:: Tarefa curta 1 ::
Traduza para o inglês esta frase do texto sobre massificação social: "O ser humano quer pertencer, quer ser aceito."
:: Tarefa curta 2 ::
Responda com base no texto sobre massificação social:
(a) Em qual contexto, segundo o texto, as aparências contam muito?
(b) A qual jornal e em que ano Zygmunt Bauman deu a entrevista citada?
(c) Qual palavra, segundo o texto, vira palavra de ordem?
:: Tarefa curta 3 ::
Prossiga com o texto sobre massificação social a partir da última frase apresentada.

Massificação Social – a difícil decisão entre o Ser e o Ter
Massificação
Social – a difícil decisão entre o Ser e o Ter
Por
Alessandra Leles Rocha
EU DECIDO. Essa afirmação
com ares de certeza absoluta sempre me faz rir. Afinal de contas, a verdade é
que nas entrelinhas desse “decidir” há mais ingerências do que se pode
imaginar. Nem sempre, ou quase sempre, as decisões acabam não sendo tomadas
pelo ponto de vista único e restrito do decisor. E quando o assunto é se lançar
de peito aberto aos devaneios do consumo, isso fica ainda mais evidente.
O ser humano quer
pertencer, quer ser aceito. E no contexto da Pós-Modernidade, as aparências contam,
e muito. Nada de destacar as singularidades, as habilidades e competências individuais,
mas aparentar a homogeneidade vigente no coletivo. Assim, o consumo segue
regras ainda que subjetivas e etéreas.
Segundo o sociólogo
Zygmunt Bauman considerou em entrevista ao jornal espanhol La Vanguardia, em
2014, “Não se pode escapar do consumo:
faz parte do seu metabolismo! O problema não é consumir; é o desejo insaciável
de continuar consumindo... Desde o paleolítico os humanos perseguem a
felicidade... Mas os desejos são infinitos. As relações humanas são
sequestradas por essa mania de apropriar-se do máximo possível de coisas” 1.
E nessa toada de
desatino, sem se dar conta, CONSUMIR vira palavra de ordem. Ninguém se dá o
benefício da dúvida e questiona porque está comprando isso ou aquilo. É
automático. Compra inadvertidamente. Compra por causa da propaganda. Compra porque
está na promoção. Compra porque está triste. Compra porque está feliz. Enfim...
COMPRA. Só que por trás desse automatismo irracional a compulsão consumista
traça um paralelo assustador entre a exaustão dos recursos naturais com sua
produção exacerbada de resíduos e a MASSIFICAÇÃO SOCIAL.

:: Dados ::
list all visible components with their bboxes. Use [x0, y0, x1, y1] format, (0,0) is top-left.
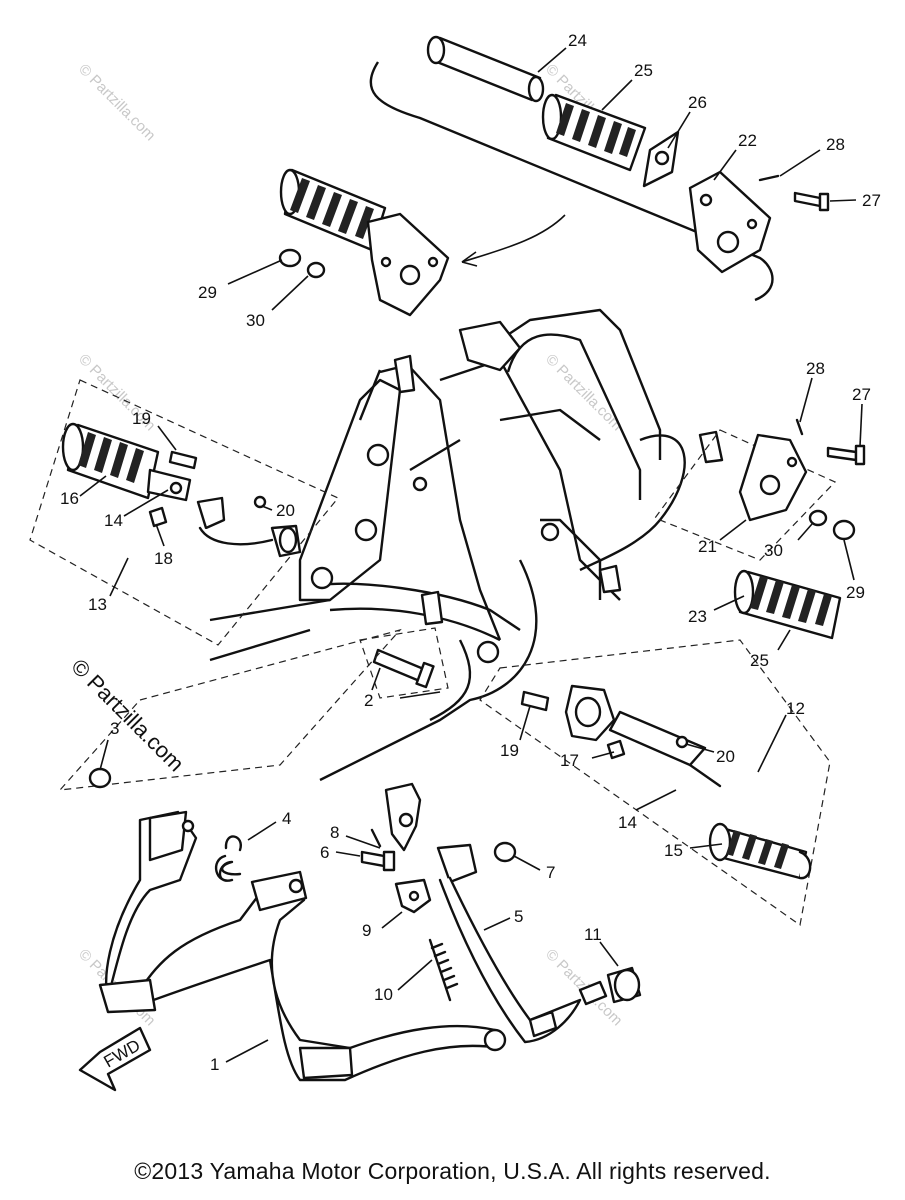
- side-stand-5: [436, 843, 608, 1044]
- callout-1: 1: [210, 1055, 219, 1074]
- bracket-21: [738, 433, 808, 522]
- pin-19-left: [168, 450, 198, 470]
- plate-9: [394, 878, 432, 914]
- footrest-arm-left: [196, 496, 302, 558]
- spring-4: [214, 835, 242, 882]
- bolt-2: [372, 648, 435, 689]
- callout-25: 25: [750, 651, 769, 670]
- footrest-14-right: [608, 710, 722, 788]
- copyright-notice: ©2013 Yamaha Motor Corporation, U.S.A. A…: [134, 1158, 771, 1184]
- front-footrest-right-group: [359, 627, 831, 927]
- callout-19: 19: [132, 409, 151, 428]
- callout-28: 28: [806, 359, 825, 378]
- washer-30-right: [808, 509, 828, 527]
- footrest-mount-right: [564, 684, 616, 742]
- nut-3: [88, 767, 112, 789]
- callout-5: 5: [514, 907, 523, 926]
- callout-30: 30: [764, 541, 783, 560]
- footrest-14-left: [146, 468, 192, 502]
- callout-29: 29: [198, 283, 217, 302]
- cotter-pin-28-right: [795, 418, 804, 436]
- callout-16: 16: [60, 489, 79, 508]
- cotter-20-left: [253, 495, 267, 509]
- rubber-11: [606, 966, 642, 1004]
- callout-17: 17: [560, 751, 579, 770]
- callout-6: 6: [320, 843, 329, 862]
- footrest-shaft-24: [426, 35, 545, 103]
- nut-29-right: [832, 519, 856, 541]
- callout-28: 28: [826, 135, 845, 154]
- callout-27: 27: [852, 385, 871, 404]
- fwd-arrow-icon: FWD: [78, 1026, 152, 1092]
- callout-19: 19: [500, 741, 519, 760]
- main-stand: [58, 628, 507, 1082]
- assembly-arrow: [461, 214, 566, 263]
- callout-10: 10: [374, 985, 393, 1004]
- callout-18: 18: [154, 549, 173, 568]
- footrest-rubber-25-right: [733, 569, 842, 640]
- footrest-rubber-16: [61, 422, 160, 500]
- callout-14: 14: [618, 813, 637, 832]
- nut-7: [493, 841, 517, 863]
- callout-7: 7: [546, 863, 555, 882]
- callout-27: 27: [862, 191, 881, 210]
- callout-9: 9: [362, 921, 371, 940]
- callout-26: 26: [688, 93, 707, 112]
- callout-25: 25: [634, 61, 653, 80]
- cotter-20-right: [675, 735, 689, 749]
- rear-footrest-left: [279, 168, 450, 317]
- callout-24: 24: [568, 31, 587, 50]
- footrest-rubber-25-rear: [541, 93, 647, 172]
- rear-footrest-right: [654, 418, 866, 640]
- callout-29: 29: [846, 583, 865, 602]
- callout-20: 20: [276, 501, 295, 520]
- cotter-pin-28: [758, 174, 780, 182]
- bolt-6: [360, 850, 396, 872]
- callout-14: 14: [104, 511, 123, 530]
- main-stand-body: [105, 810, 502, 1082]
- nut-29: [278, 248, 302, 268]
- assembly-arrow: [399, 691, 441, 699]
- leader-lines: [79, 47, 863, 1063]
- frame: [209, 308, 724, 782]
- watermark-primary: © Partzilla.com: [66, 654, 189, 777]
- assembly-arrow-head: [461, 251, 478, 267]
- callout-22: 22: [738, 131, 757, 150]
- cotter-17: [606, 739, 626, 760]
- spring-10: [428, 938, 459, 1002]
- watermark: © Partzilla.com: [75, 61, 158, 144]
- bolt-27-right: [826, 444, 866, 466]
- callout-11: 11: [584, 925, 602, 944]
- washer-30: [306, 261, 326, 279]
- footrest-rubber-15: [708, 822, 812, 880]
- pin-8: [370, 828, 382, 848]
- side-stand: [360, 782, 642, 1044]
- cotter-18: [148, 506, 168, 528]
- bolt-27: [793, 191, 830, 212]
- callout-2: 2: [364, 691, 373, 710]
- callout-8: 8: [330, 823, 339, 842]
- watermark: © Partzilla.com: [542, 351, 625, 434]
- callout-4: 4: [282, 809, 291, 828]
- callout-21: 21: [698, 537, 717, 556]
- callouts: 24 25 26 22 28 27 29 30 19 16 14 20 18 1…: [60, 31, 881, 1074]
- pin-19-right: [520, 690, 550, 712]
- body-outline: [369, 61, 774, 302]
- front-footrest-left-group: [29, 379, 339, 646]
- callout-3: 3: [110, 719, 119, 738]
- callout-15: 15: [664, 841, 683, 860]
- callout-13: 13: [88, 595, 107, 614]
- callout-30: 30: [246, 311, 265, 330]
- callout-23: 23: [688, 607, 707, 626]
- callout-12: 12: [786, 699, 805, 718]
- callout-20: 20: [716, 747, 735, 766]
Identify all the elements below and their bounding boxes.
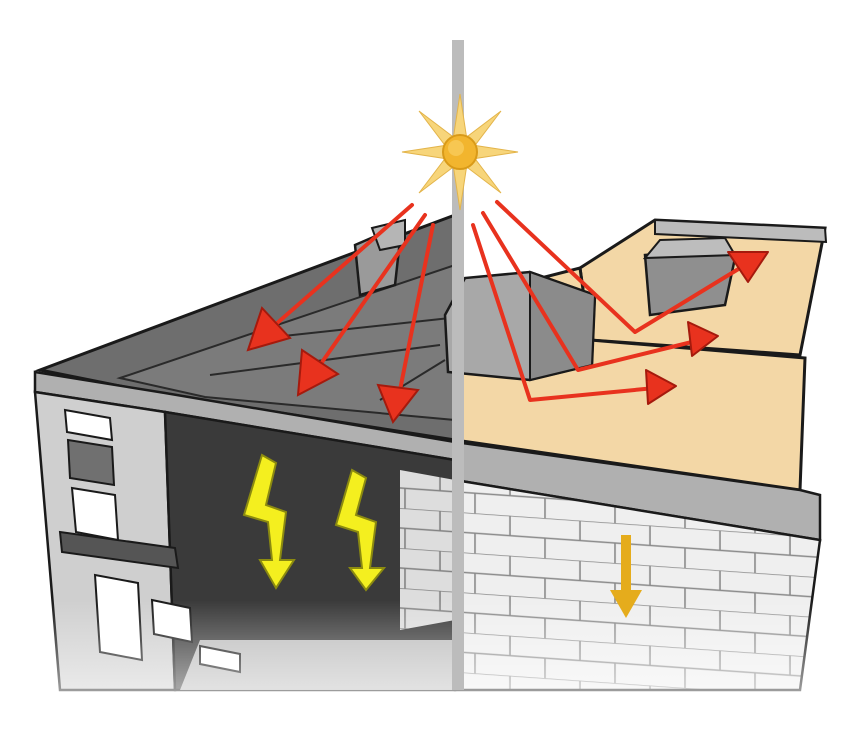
bottom-fade-overlay: [0, 600, 860, 736]
sun-icon: [401, 93, 519, 211]
absorbed-ray-1: [246, 203, 414, 352]
lightning-bolt-icon: [334, 468, 387, 592]
absorbed-ray-2: [296, 213, 427, 397]
down-arrow-icon: [610, 535, 642, 618]
reflected-ray-1: [495, 200, 769, 334]
reflected-ray-2: [481, 211, 719, 372]
lightning-bolt-icon: [242, 453, 296, 590]
absorbed-ray-3: [376, 223, 435, 424]
reflected-ray-3: [471, 223, 677, 405]
absorbed-rays: [246, 203, 435, 424]
reflected-rays: [471, 200, 769, 405]
heat-bolts: [242, 453, 387, 592]
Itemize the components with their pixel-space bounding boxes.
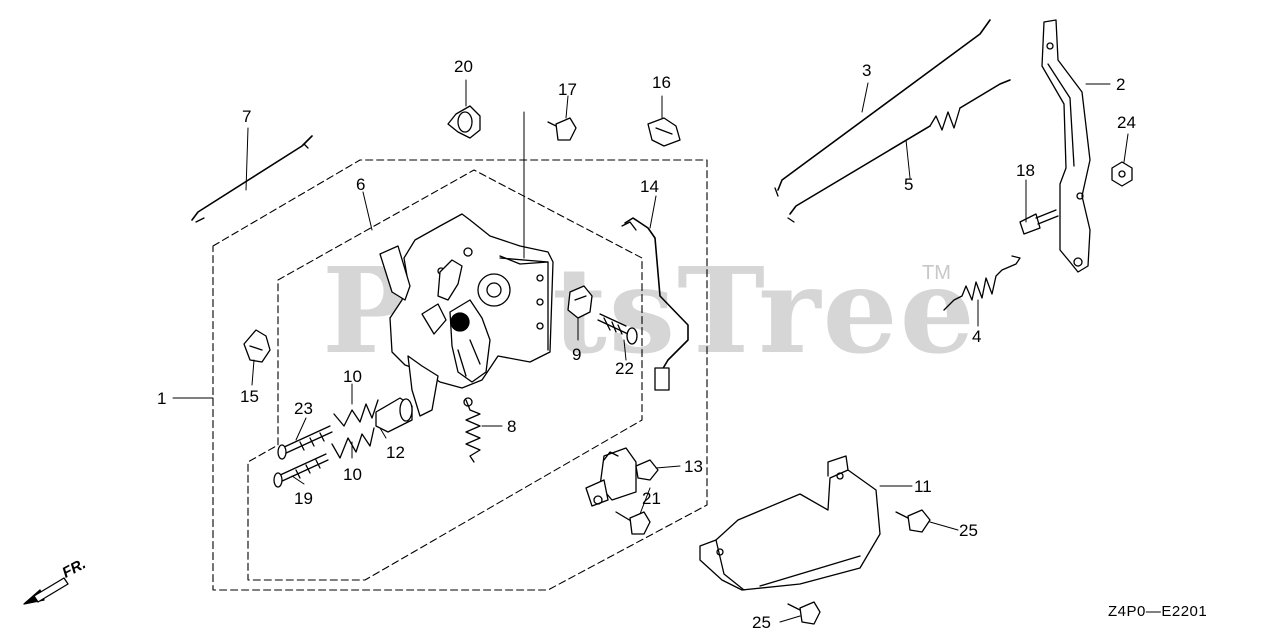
callout-18: 18 <box>1016 161 1035 180</box>
part-24-nut <box>1111 161 1133 187</box>
part-12-collar <box>375 397 413 433</box>
callout-4: 4 <box>972 327 982 346</box>
callout-25-right: 25 <box>959 521 978 540</box>
callout-2: 2 <box>1116 75 1126 94</box>
callout-21: 21 <box>642 489 661 508</box>
callout-25-bottom: 25 <box>752 613 771 632</box>
part-5-cable <box>787 79 1011 223</box>
part-3-rod <box>774 19 991 197</box>
part-25-bolt-right <box>895 509 931 533</box>
part-23-screw <box>277 425 333 460</box>
assembly-1-outline <box>212 159 708 591</box>
callout-5: 5 <box>904 175 914 194</box>
callout-6: 6 <box>356 175 366 194</box>
part-19-screw <box>273 453 329 488</box>
part-16-clamp <box>647 117 681 147</box>
leader-lines <box>172 79 1129 623</box>
part-9-clip <box>567 285 593 319</box>
callout-22: 22 <box>615 359 634 378</box>
part-15-clip <box>243 329 271 363</box>
callout-19: 19 <box>294 489 313 508</box>
callout-13: 13 <box>684 457 703 476</box>
part-18-bolt <box>1019 209 1059 235</box>
callout-10-lower: 10 <box>343 465 362 484</box>
part-17-bolt <box>547 117 577 141</box>
callout-11: 11 <box>914 477 932 496</box>
part-25-bolt-bottom <box>787 601 821 625</box>
callout-20: 20 <box>454 57 473 76</box>
part-7-rod <box>191 135 313 223</box>
callout-9: 9 <box>572 345 582 364</box>
callout-3: 3 <box>862 61 872 80</box>
part-13-switch <box>585 447 659 507</box>
part-10-spring-upper <box>333 399 379 427</box>
diagram-reference-code: Z4P0—E2201 <box>1108 603 1208 620</box>
callout-23: 23 <box>294 399 313 418</box>
callout-16: 16 <box>652 73 671 92</box>
watermark-trademark: TM <box>922 262 951 284</box>
part-10-spring-lower <box>331 427 375 459</box>
callout-24: 24 <box>1117 113 1136 132</box>
control-base-plate <box>379 213 554 417</box>
part-2-lever <box>1041 19 1091 273</box>
part-11-cover <box>699 455 881 591</box>
part-8-spring <box>463 397 481 463</box>
callout-1: 1 <box>157 389 167 408</box>
part-21-screw <box>615 511 651 535</box>
callout-15: 15 <box>240 387 259 406</box>
callout-14: 14 <box>640 177 659 196</box>
part-22-screw <box>597 313 638 345</box>
callout-7: 7 <box>242 107 252 126</box>
assembly-6-outline <box>247 169 643 581</box>
part-20-clamp <box>447 105 481 139</box>
front-direction-arrow <box>23 577 69 605</box>
callout-10-upper: 10 <box>343 367 362 386</box>
callout-12: 12 <box>386 443 405 462</box>
callout-8: 8 <box>507 417 517 436</box>
callout-17: 17 <box>558 80 577 99</box>
part-14-wire <box>621 217 689 391</box>
part-4-spring <box>943 255 1021 311</box>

:: Resposta esperada 1 ::
Human beings want to belong; they want to be accepted.

:: Resposta esperada 2 ::
(a) No contexto da Pós-Modernidade.
(b) Ao jornal espanhol La Vanguardia, em 2014.
(c) CONSUMIR.

:: Resposta esperada 3 ::
Sim, o consumismo
tem dilapidado com fúria o elemento mais essencial da natureza humana, a
identidade. O modo como os meios de produção regulam a construção dos padrões
de necessidade e comportamento, faz com que haja um desvio mínimo desses; mas,
em contrapartida, um retorno financeiro absurdo em relação aos produtos
comercializados. A sociedade de consumo foi gradualmente anulada na sua
individualidade para se tornar um espectro do coletivo, segundo a capacidade
orçamentária de aquisição.
Quaisquer
tentativas de manter a sua autonomia e poder de decisão são violentamente
reprimidas; afinal de contas, o indivíduo não pode destoar da “massa”. Isso
significa obstaculizar informações durante o processo de compra e venda,
segregação social, perda do lugar de fala enquanto consumidor, enfim... Querem
fazer acreditar por toda lei que o consumo é o passaporte social para ser
aceito nesse ou naquele lugar. Então, ainda que sejam massacrados, alguns
acabam se rendendo aos apelos e pressões desse sistema.
Isso significa que
a perversidade está no ar. Se o consumo exaure o meio ambiente, como já provado
cientificamente por A+B, a exaustão humana pode ser ainda pior. Adquirir tudo,
o tempo todo, requer trabalhar, trabalhar, trabalhar, para ter meios de
adquirir. Ao invés de viver a vida no sentido do SER, passa-se a viver em
função do consumo, no sentido do TER.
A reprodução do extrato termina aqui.